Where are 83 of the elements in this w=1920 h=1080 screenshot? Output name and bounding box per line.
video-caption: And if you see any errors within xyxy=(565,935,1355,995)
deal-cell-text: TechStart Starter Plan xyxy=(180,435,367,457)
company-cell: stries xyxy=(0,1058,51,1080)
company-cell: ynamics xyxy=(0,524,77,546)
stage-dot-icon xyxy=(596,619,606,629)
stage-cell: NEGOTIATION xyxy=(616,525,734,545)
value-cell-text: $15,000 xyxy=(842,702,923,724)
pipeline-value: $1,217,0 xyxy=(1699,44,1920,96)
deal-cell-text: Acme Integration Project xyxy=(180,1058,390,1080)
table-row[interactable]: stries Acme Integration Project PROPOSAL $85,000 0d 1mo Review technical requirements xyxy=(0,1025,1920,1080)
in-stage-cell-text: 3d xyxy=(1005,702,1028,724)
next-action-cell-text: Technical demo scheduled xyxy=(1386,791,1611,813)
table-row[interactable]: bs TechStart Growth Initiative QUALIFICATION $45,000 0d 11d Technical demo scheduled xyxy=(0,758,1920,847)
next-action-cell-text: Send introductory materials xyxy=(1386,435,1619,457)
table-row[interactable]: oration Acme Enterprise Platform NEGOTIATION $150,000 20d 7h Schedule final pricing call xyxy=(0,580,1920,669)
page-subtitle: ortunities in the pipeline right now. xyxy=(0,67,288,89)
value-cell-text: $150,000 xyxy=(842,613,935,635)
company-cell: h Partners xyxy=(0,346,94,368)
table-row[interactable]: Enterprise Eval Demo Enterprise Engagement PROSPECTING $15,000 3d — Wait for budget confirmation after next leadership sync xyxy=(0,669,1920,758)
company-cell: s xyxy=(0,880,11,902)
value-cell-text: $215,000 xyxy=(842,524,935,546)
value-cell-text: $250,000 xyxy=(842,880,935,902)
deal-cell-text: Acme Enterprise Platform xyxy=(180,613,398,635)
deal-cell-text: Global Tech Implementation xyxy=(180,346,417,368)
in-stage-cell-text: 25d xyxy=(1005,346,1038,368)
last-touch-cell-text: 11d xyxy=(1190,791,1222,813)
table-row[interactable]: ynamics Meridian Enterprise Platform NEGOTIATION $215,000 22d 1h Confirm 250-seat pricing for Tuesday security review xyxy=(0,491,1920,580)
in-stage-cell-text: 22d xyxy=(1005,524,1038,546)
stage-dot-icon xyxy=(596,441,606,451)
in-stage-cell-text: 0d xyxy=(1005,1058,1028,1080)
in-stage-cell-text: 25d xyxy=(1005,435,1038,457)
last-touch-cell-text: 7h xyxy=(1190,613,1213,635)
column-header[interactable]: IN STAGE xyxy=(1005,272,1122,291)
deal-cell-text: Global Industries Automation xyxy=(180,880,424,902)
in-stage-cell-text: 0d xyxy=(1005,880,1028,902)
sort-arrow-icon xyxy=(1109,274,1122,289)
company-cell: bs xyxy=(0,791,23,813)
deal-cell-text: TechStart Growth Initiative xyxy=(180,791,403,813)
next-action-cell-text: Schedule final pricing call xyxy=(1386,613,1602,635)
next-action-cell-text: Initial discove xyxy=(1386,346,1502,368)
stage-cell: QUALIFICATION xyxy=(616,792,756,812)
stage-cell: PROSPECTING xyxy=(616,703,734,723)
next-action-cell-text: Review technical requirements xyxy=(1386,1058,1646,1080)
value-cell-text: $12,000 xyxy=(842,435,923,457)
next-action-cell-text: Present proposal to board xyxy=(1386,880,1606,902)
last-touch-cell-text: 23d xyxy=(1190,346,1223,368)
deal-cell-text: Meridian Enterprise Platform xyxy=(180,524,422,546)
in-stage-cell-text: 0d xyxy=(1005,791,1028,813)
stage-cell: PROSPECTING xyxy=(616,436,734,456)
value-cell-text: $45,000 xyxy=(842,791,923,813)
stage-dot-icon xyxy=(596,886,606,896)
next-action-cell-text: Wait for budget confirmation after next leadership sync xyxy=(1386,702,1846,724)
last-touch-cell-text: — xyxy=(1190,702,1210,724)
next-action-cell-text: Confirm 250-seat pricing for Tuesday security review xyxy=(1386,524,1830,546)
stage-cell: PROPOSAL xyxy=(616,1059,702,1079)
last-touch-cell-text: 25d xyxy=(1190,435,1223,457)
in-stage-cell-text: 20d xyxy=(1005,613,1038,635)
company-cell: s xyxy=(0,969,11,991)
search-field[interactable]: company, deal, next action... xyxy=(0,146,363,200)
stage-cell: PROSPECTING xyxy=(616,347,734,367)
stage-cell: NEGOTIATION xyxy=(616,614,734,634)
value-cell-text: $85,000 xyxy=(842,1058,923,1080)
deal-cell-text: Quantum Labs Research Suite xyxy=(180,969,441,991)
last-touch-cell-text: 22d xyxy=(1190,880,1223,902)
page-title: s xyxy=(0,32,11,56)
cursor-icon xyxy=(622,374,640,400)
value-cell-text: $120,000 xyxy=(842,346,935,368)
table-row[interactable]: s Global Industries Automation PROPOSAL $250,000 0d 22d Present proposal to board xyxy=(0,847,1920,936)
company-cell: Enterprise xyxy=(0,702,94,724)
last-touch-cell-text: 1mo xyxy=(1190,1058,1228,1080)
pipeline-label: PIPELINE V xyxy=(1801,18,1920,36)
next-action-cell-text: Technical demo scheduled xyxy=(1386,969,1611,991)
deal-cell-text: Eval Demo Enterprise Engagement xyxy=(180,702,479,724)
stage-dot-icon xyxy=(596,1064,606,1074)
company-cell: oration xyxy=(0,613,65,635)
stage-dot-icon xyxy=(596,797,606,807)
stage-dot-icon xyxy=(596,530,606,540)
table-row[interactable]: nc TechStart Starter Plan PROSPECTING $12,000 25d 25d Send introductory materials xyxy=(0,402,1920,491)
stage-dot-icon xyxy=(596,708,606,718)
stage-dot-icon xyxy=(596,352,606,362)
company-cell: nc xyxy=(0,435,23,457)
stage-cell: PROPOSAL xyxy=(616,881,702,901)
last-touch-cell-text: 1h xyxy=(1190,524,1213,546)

◇ ◇ ◇ ◇ ◇ ◇ ◇

__Exercise brief__: Pull out the lines of the entries above, starting with the very first line and ending with the line containing "table-row[interactable]: ynamics Meridian", including both, and reproduce each one unchanged.

__Output of the exercise__:
Where are 83 of the elements in this w=1920 h=1080 screenshot? Output name and bounding box per line.
video-caption: And if you see any errors within xyxy=(565,935,1355,995)
deal-cell-text: TechStart Starter Plan xyxy=(180,435,367,457)
company-cell: stries xyxy=(0,1058,51,1080)
company-cell: ynamics xyxy=(0,524,77,546)
stage-dot-icon xyxy=(596,619,606,629)
stage-cell: NEGOTIATION xyxy=(616,525,734,545)
value-cell-text: $15,000 xyxy=(842,702,923,724)
pipeline-value: $1,217,0 xyxy=(1699,44,1920,96)
deal-cell-text: Acme Integration Project xyxy=(180,1058,390,1080)
table-row[interactable]: stries Acme Integration Project PROPOSAL $85,000 0d 1mo Review technical requirements xyxy=(0,1025,1920,1080)
in-stage-cell-text: 3d xyxy=(1005,702,1028,724)
next-action-cell-text: Technical demo scheduled xyxy=(1386,791,1611,813)
table-row[interactable]: bs TechStart Growth Initiative QUALIFICATION $45,000 0d 11d Technical demo scheduled xyxy=(0,758,1920,847)
next-action-cell-text: Send introductory materials xyxy=(1386,435,1619,457)
table-row[interactable]: oration Acme Enterprise Platform NEGOTIATION $150,000 20d 7h Schedule final pricing call xyxy=(0,580,1920,669)
page-subtitle: ortunities in the pipeline right now. xyxy=(0,67,288,89)
value-cell-text: $150,000 xyxy=(842,613,935,635)
company-cell: h Partners xyxy=(0,346,94,368)
table-row[interactable]: Enterprise Eval Demo Enterprise Engagement PROSPECTING $15,000 3d — Wait for budget confirmation after next leadership sync xyxy=(0,669,1920,758)
company-cell: s xyxy=(0,880,11,902)
value-cell-text: $215,000 xyxy=(842,524,935,546)
value-cell-text: $250,000 xyxy=(842,880,935,902)
deal-cell-text: Acme Enterprise Platform xyxy=(180,613,398,635)
deal-cell-text: Global Tech Implementation xyxy=(180,346,417,368)
in-stage-cell-text: 25d xyxy=(1005,346,1038,368)
last-touch-cell-text: 11d xyxy=(1190,791,1222,813)
table-row[interactable]: ynamics Meridian Enterprise Platform NEGOTIATION $215,000 22d 1h Confirm 250-seat pricing for Tuesday security review xyxy=(0,491,1920,580)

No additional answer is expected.